Answer these questions from the Avon Football Association article below.
(a) How many premierships has Cunderdin won?
(b) Which two associations merged to form the AFA?
(c) In what year did the AVFA apply to enter a team in the WANFL?

Selected extract:
>>>>

= Avon Football Association =

Avon Football Association
| Established | 1959 |
| Teams | 7 |
| 2026 premiers | Cunderdin |
| Most premierships | 14 – Cunderdin |

The Avon Football and Netball Association is an Australian Rules football and Netball competition located in the Avon Valley region of country Western Australia.

==History==

The AFA was formed in 1959 through the merger of the East Avon FA (EAFA) and Avon Valley FA (AVFA).

In 1952, the AVFA applied to enter a team in the Perth-based Western Australian National Football League (WANFL). The WANFL secretary Billy Orr suggested in 1954 that the AVFA should merge with the EAFA and the Goomalling and District Football Association (GDFA) to form a stronger league in line with the newly created South West Football League (SWFL). However, the GDFA rejected the suggestion on the grounds that it would weaken local clubs and would result in too-long travelling times. The AVFA and EAFA met in 1954 to discuss the merger proposal and the possibly of fielding a team in the WANFL.

<<<<

Supplied records:
>>>>

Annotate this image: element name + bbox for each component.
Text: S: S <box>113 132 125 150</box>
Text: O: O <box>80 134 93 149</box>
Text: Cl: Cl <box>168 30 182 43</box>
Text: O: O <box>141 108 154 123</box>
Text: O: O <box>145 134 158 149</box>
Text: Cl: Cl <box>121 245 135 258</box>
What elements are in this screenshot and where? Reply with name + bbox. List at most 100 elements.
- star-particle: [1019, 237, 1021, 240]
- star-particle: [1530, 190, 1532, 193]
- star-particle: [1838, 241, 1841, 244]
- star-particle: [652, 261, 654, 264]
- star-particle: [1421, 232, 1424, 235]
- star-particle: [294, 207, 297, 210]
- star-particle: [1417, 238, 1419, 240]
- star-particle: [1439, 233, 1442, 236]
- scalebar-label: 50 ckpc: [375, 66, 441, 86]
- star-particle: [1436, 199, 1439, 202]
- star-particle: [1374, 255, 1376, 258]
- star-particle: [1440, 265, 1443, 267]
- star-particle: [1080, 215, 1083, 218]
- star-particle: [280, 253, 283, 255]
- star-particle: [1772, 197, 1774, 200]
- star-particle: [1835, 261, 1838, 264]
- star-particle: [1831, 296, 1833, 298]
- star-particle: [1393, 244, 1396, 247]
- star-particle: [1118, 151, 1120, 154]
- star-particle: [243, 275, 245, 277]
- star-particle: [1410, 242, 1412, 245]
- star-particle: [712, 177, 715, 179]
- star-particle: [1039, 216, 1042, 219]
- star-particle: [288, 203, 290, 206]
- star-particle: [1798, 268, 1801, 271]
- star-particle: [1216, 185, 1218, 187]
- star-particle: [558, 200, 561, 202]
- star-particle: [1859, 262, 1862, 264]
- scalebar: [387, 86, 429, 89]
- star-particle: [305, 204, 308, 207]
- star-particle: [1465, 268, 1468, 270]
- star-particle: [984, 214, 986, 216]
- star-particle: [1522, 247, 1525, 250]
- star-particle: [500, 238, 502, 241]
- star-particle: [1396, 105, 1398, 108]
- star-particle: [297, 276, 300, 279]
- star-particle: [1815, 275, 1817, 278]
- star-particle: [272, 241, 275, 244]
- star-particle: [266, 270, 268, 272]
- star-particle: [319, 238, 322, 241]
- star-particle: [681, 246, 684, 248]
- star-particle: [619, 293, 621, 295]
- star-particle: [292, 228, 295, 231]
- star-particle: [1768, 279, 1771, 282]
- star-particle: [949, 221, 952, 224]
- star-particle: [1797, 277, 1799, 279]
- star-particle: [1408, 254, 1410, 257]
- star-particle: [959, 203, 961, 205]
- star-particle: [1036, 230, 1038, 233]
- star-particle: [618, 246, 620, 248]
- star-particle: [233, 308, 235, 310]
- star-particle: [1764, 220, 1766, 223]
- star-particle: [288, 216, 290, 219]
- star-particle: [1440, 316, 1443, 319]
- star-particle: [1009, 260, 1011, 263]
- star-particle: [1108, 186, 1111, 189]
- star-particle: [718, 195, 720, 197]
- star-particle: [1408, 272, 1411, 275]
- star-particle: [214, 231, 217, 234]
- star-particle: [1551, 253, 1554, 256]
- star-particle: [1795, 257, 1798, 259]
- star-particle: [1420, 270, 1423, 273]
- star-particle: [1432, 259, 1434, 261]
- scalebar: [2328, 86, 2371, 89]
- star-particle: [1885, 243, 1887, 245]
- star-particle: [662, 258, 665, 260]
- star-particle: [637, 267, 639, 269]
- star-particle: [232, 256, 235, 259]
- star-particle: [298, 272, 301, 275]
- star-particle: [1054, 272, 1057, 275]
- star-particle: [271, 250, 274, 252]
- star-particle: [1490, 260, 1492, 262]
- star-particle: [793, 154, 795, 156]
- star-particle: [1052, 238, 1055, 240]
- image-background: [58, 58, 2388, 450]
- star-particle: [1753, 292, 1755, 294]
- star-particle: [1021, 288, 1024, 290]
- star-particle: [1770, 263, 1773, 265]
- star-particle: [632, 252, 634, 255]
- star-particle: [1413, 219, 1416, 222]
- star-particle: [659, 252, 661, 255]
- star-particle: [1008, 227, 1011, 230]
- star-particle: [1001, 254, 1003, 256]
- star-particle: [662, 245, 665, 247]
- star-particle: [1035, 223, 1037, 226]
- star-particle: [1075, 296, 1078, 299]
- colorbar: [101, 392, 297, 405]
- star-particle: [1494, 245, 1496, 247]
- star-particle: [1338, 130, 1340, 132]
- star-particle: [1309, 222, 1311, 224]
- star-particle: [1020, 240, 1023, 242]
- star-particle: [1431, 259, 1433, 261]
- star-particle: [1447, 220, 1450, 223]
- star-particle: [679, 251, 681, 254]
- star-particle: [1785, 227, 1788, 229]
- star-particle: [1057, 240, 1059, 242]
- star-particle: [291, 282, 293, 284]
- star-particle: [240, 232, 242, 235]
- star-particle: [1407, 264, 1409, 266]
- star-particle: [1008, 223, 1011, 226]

<<<<

Problem solution:
(a) 14
(b) The East Avon FA (EAFA) and the Avon Valley FA (AVFA)
(c) 1952